Records for this task -
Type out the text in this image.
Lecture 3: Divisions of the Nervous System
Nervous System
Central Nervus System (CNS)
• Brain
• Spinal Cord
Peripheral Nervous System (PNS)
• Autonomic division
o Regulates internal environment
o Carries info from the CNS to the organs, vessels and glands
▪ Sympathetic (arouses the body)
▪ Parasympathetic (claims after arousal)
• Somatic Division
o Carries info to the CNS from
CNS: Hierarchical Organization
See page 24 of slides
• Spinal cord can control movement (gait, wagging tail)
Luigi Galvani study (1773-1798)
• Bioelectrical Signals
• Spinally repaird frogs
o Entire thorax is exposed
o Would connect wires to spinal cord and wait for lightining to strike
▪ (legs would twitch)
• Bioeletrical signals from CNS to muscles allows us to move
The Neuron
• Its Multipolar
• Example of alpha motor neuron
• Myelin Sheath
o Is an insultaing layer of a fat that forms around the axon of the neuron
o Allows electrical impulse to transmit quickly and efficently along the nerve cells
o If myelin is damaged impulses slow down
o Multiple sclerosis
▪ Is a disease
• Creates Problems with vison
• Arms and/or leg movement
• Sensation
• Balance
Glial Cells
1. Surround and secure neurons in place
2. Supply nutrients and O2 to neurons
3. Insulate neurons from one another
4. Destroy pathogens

---

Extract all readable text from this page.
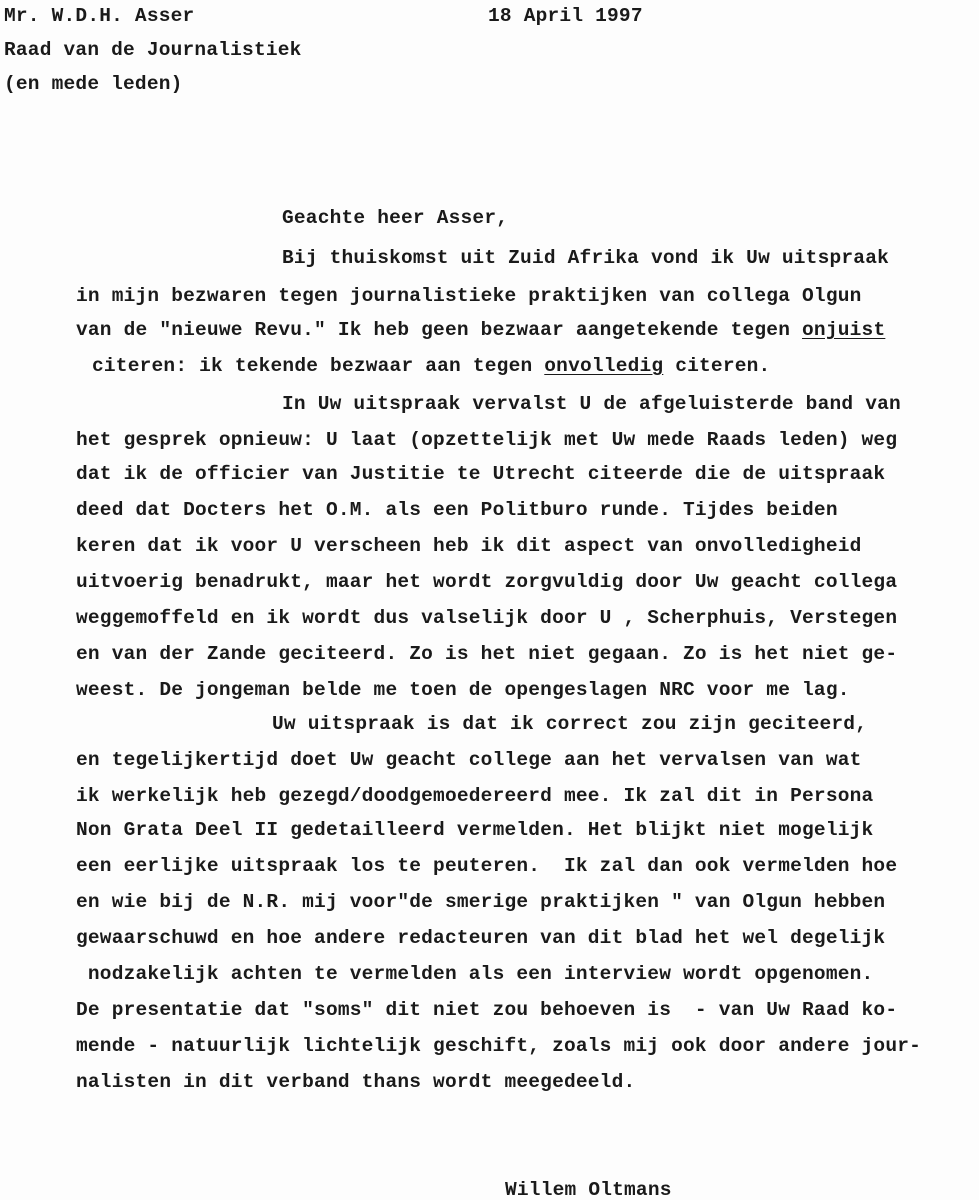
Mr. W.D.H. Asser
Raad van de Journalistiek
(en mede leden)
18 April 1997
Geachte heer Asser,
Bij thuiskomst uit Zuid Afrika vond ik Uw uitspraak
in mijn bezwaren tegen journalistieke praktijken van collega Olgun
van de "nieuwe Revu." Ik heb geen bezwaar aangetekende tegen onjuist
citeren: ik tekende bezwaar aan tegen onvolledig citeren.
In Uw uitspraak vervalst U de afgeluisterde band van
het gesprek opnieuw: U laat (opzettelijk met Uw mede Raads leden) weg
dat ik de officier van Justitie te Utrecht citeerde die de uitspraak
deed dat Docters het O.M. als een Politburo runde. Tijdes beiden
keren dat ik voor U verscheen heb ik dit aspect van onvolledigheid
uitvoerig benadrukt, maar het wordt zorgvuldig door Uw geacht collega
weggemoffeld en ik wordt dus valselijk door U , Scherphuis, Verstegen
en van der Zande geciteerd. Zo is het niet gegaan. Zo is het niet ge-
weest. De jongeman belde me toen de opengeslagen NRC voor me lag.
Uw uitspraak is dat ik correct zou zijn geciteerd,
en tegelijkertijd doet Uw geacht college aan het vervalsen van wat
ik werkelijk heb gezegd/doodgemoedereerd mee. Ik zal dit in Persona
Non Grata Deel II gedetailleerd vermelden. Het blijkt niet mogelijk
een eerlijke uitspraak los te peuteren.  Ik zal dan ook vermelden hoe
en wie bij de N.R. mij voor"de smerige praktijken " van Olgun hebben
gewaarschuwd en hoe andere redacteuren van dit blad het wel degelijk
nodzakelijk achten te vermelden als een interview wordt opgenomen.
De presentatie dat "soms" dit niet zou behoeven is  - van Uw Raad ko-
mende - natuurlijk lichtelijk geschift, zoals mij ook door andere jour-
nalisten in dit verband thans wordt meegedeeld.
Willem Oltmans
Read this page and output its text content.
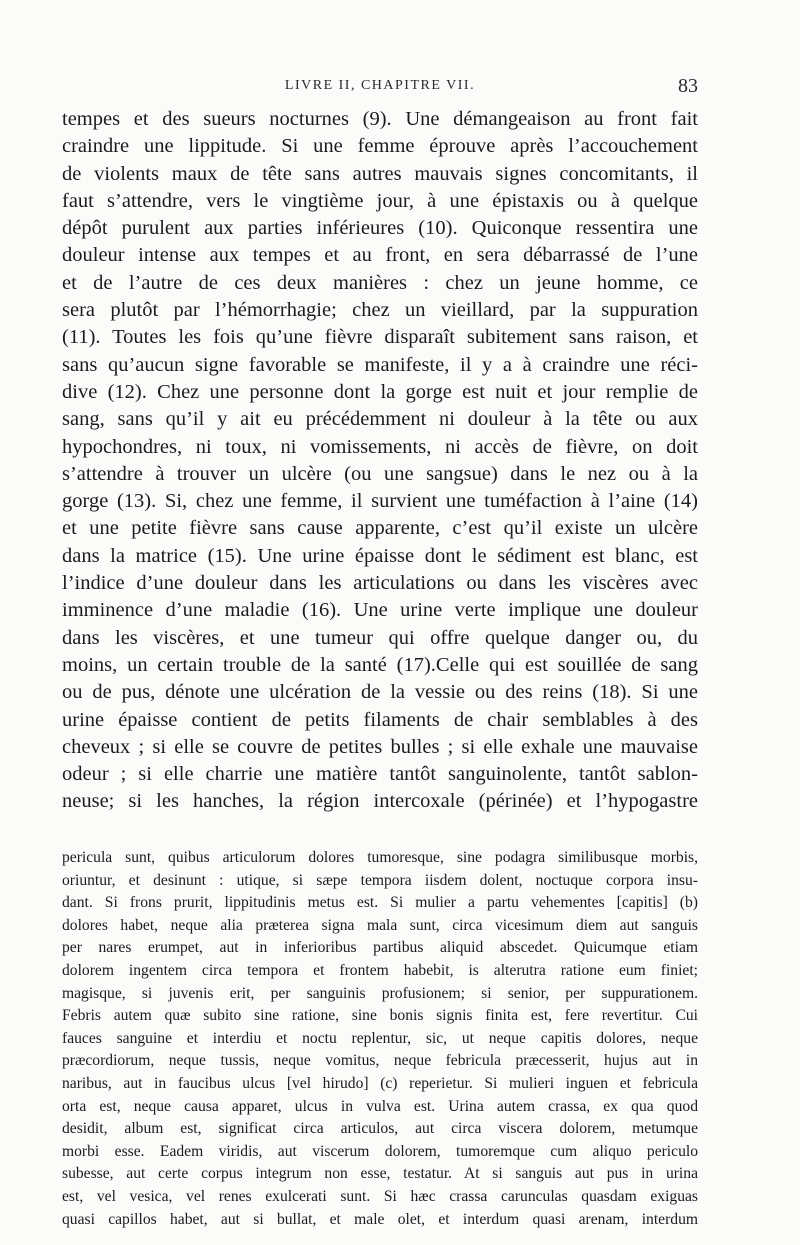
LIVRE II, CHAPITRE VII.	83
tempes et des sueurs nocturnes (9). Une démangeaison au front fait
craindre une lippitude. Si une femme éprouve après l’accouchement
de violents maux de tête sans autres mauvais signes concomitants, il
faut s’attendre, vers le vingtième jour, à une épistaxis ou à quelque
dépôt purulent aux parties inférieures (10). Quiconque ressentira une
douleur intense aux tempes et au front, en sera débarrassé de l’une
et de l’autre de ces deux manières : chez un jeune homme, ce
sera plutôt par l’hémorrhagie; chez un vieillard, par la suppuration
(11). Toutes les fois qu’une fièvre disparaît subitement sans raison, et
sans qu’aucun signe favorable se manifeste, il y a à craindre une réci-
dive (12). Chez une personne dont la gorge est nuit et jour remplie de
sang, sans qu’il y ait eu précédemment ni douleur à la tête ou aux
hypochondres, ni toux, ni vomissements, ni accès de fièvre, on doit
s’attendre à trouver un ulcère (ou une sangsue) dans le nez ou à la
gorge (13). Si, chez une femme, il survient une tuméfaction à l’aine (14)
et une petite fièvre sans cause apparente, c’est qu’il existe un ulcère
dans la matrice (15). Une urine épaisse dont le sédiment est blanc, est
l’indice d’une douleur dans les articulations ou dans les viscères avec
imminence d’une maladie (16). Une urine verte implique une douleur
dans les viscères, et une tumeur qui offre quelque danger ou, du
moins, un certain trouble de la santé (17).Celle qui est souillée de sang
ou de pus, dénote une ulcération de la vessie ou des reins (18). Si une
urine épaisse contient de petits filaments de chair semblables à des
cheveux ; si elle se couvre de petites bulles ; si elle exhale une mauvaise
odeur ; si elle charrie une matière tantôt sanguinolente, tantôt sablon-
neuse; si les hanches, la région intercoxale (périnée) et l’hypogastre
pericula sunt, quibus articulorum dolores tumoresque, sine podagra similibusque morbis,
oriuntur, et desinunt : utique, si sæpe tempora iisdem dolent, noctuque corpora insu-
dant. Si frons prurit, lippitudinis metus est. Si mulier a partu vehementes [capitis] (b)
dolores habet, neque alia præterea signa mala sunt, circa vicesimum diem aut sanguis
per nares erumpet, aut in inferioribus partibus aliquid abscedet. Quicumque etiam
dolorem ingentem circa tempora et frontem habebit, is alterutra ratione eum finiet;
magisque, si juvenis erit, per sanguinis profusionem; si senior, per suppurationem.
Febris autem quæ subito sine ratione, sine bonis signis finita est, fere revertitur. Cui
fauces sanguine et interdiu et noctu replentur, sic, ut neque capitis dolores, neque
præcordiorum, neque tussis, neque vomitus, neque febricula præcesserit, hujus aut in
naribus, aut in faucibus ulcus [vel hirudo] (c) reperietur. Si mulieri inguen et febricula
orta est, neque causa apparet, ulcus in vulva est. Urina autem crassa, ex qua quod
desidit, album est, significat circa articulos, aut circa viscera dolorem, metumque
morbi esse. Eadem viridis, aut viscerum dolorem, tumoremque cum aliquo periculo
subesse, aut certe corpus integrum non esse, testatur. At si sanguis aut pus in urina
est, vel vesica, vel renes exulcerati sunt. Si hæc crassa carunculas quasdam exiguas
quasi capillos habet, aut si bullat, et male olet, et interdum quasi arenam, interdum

==

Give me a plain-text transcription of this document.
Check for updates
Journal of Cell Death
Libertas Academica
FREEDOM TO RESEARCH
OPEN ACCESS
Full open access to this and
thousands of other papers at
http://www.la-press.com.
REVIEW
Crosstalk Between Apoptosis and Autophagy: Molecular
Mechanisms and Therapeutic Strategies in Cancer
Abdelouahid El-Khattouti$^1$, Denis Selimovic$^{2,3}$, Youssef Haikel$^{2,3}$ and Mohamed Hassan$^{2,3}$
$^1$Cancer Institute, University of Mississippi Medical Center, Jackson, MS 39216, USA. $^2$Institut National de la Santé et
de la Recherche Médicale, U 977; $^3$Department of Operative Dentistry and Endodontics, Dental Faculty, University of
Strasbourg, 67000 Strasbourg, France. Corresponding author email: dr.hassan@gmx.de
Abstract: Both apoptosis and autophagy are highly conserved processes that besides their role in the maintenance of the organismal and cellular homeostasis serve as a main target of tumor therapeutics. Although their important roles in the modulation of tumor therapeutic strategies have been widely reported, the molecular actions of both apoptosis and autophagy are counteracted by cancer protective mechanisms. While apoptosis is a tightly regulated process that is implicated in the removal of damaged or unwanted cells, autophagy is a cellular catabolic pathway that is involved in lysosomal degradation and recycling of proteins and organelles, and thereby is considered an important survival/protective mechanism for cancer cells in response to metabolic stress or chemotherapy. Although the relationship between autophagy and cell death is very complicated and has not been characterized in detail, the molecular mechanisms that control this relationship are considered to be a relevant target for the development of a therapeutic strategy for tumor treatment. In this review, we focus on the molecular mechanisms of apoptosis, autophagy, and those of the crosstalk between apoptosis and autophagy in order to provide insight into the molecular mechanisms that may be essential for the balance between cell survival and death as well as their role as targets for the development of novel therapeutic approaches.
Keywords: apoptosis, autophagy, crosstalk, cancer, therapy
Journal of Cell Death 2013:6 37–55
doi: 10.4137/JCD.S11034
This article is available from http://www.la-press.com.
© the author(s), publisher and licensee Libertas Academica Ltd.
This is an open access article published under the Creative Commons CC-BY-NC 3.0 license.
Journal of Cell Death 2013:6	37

Your goal - I need each line of the entries that holds the string "vermelden" located and copied.

Answer for this exercise -
Non Grata Deel II gedetailleerd vermelden. Het blijkt niet mogelijk
een eerlijke uitspraak los te peuteren.  Ik zal dan ook vermelden hoe
nodzakelijk achten te vermelden als een interview wordt opgenomen.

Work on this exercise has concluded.